## Task inputs
-- START --

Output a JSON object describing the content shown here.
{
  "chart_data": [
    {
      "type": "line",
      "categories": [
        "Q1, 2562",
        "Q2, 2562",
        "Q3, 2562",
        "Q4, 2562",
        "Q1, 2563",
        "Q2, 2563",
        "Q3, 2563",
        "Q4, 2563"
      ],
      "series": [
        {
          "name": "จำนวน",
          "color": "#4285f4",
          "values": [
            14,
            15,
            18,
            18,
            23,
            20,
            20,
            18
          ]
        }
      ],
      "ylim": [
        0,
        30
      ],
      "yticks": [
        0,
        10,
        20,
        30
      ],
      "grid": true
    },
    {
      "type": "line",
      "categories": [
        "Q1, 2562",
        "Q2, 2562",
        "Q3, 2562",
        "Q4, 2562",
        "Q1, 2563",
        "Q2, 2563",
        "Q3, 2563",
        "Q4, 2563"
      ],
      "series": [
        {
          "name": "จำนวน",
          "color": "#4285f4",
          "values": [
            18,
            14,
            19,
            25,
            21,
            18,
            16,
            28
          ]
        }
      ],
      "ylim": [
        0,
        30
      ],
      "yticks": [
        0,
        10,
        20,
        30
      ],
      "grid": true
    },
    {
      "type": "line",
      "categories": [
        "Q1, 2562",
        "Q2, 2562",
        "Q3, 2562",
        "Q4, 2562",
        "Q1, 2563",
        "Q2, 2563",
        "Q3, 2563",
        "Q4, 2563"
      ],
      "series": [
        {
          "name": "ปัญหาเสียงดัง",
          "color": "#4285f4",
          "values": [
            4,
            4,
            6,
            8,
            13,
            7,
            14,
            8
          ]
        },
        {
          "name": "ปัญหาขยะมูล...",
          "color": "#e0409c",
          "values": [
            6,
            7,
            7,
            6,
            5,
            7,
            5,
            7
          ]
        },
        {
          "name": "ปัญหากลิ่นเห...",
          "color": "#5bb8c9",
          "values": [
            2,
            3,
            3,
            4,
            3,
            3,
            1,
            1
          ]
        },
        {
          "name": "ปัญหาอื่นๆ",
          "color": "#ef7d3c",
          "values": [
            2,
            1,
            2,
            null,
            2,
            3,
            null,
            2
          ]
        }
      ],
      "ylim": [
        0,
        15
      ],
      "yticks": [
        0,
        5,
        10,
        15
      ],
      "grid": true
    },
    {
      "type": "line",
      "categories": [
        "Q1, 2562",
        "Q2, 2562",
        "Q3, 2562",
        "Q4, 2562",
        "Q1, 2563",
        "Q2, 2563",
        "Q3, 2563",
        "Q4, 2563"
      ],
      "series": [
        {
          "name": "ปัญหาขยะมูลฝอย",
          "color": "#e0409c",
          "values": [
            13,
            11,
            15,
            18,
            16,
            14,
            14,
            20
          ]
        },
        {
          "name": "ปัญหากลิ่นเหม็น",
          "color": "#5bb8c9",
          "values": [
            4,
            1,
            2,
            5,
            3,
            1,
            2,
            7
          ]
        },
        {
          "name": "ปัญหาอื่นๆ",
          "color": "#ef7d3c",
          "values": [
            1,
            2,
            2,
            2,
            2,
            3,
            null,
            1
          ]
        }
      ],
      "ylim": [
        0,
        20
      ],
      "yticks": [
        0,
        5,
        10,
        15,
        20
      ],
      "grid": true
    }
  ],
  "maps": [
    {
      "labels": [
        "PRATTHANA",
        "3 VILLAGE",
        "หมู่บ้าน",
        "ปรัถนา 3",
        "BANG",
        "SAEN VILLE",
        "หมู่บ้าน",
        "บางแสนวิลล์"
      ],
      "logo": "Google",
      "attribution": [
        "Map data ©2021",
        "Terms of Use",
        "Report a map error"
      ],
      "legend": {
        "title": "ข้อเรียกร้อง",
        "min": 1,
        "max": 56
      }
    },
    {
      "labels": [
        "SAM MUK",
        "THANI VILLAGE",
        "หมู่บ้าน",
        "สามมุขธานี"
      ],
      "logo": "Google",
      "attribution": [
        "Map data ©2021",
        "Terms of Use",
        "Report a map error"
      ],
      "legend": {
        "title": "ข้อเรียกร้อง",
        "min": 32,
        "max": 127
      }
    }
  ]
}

-- END --

Extract all of the material exactly as it is written.

## Task answer
Output a JSON object describing the content shown here.
{
  "chart_data": [
    {
      "type": "line",
      "categories": [
        "Q1, 2562",
        "Q2, 2562",
        "Q3, 2562",
        "Q4, 2562",
        "Q1, 2563",
        "Q2, 2563",
        "Q3, 2563",
        "Q4, 2563"
      ],
      "series": [
        {
          "name": "จำนวน",
          "color": "#4285f4",
          "values": [
            14,
            15,
            18,
            18,
            23,
            20,
            20,
            18
          ]
        }
      ],
      "ylim": [
        0,
        30
      ],
      "yticks": [
        0,
        10,
        20,
        30
      ],
      "grid": true
    },
    {
      "type": "line",
      "categories": [
        "Q1, 2562",
        "Q2, 2562",
        "Q3, 2562",
        "Q4, 2562",
        "Q1, 2563",
        "Q2, 2563",
        "Q3, 2563",
        "Q4, 2563"
      ],
      "series": [
        {
          "name": "จำนวน",
          "color": "#4285f4",
          "values": [
            18,
            14,
            19,
            25,
            21,
            18,
            16,
            28
          ]
        }
      ],
      "ylim": [
        0,
        30
      ],
      "yticks": [
        0,
        10,
        20,
        30
      ],
      "grid": true
    },
    {
      "type": "line",
      "categories": [
        "Q1, 2562",
        "Q2, 2562",
        "Q3, 2562",
        "Q4, 2562",
        "Q1, 2563",
        "Q2, 2563",
        "Q3, 2563",
        "Q4, 2563"
      ],
      "series": [
        {
          "name": "ปัญหาเสียงดัง",
          "color": "#4285f4",
          "values": [
            4,
            4,
            6,
            8,
            13,
            7,
            14,
            8
          ]
        },
        {
          "name": "ปัญหาขยะมูล...",
          "color": "#e0409c",
          "values": [
            6,
            7,
            7,
            6,
            5,
            7,
            5,
            7
          ]
        },
        {
          "name": "ปัญหากลิ่นเห...",
          "color": "#5bb8c9",
          "values": [
            2,
            3,
            3,
            4,
            3,
            3,
            1,
            1
          ]
        },
        {
          "name": "ปัญหาอื่นๆ",
          "color": "#ef7d3c",
          "values": [
            2,
            1,
            2,
            null,
            2,
            3,
            null,
            2
          ]
        }
      ],
      "ylim": [
        0,
        15
      ],
      "yticks": [
        0,
        5,
        10,
        15
      ],
      "grid": true
    },
    {
      "type": "line",
      "categories": [
        "Q1, 2562",
        "Q2, 2562",
        "Q3, 2562",
        "Q4, 2562",
        "Q1, 2563",
        "Q2, 2563",
        "Q3, 2563",
        "Q4, 2563"
      ],
      "series": [
        {
          "name": "ปัญหาขยะมูลฝอย",
          "color": "#e0409c",
          "values": [
            13,
            11,
            15,
            18,
            16,
            14,
            14,
            20
          ]
        },
        {
          "name": "ปัญหากลิ่นเหม็น",
          "color": "#5bb8c9",
          "values": [
            4,
            1,
            2,
            5,
            3,
            1,
            2,
            7
          ]
        },
        {
          "name": "ปัญหาอื่นๆ",
          "color": "#ef7d3c",
          "values": [
            1,
            2,
            2,
            2,
            2,
            3,
            null,
            1
          ]
        }
      ],
      "ylim": [
        0,
        20
      ],
      "yticks": [
        0,
        5,
        10,
        15,
        20
      ],
      "grid": true
    }
  ],
  "maps": [
    {
      "labels": [
        "PRATTHANA",
        "3 VILLAGE",
        "หมู่บ้าน",
        "ปรัถนา 3",
        "BANG",
        "SAEN VILLE",
        "หมู่บ้าน",
        "บางแสนวิลล์"
      ],
      "logo": "Google",
      "attribution": [
        "Map data ©2021",
        "Terms of Use",
        "Report a map error"
      ],
      "legend": {
        "title": "ข้อเรียกร้อง",
        "min": 1,
        "max": 56
      }
    },
    {
      "labels": [
        "SAM MUK",
        "THANI VILLAGE",
        "หมู่บ้าน",
        "สามมุขธานี"
      ],
      "logo": "Google",
      "attribution": [
        "Map data ©2021",
        "Terms of Use",
        "Report a map error"
      ],
      "legend": {
        "title": "ข้อเรียกร้อง",
        "min": 32,
        "max": 127
      }
    }
  ]
}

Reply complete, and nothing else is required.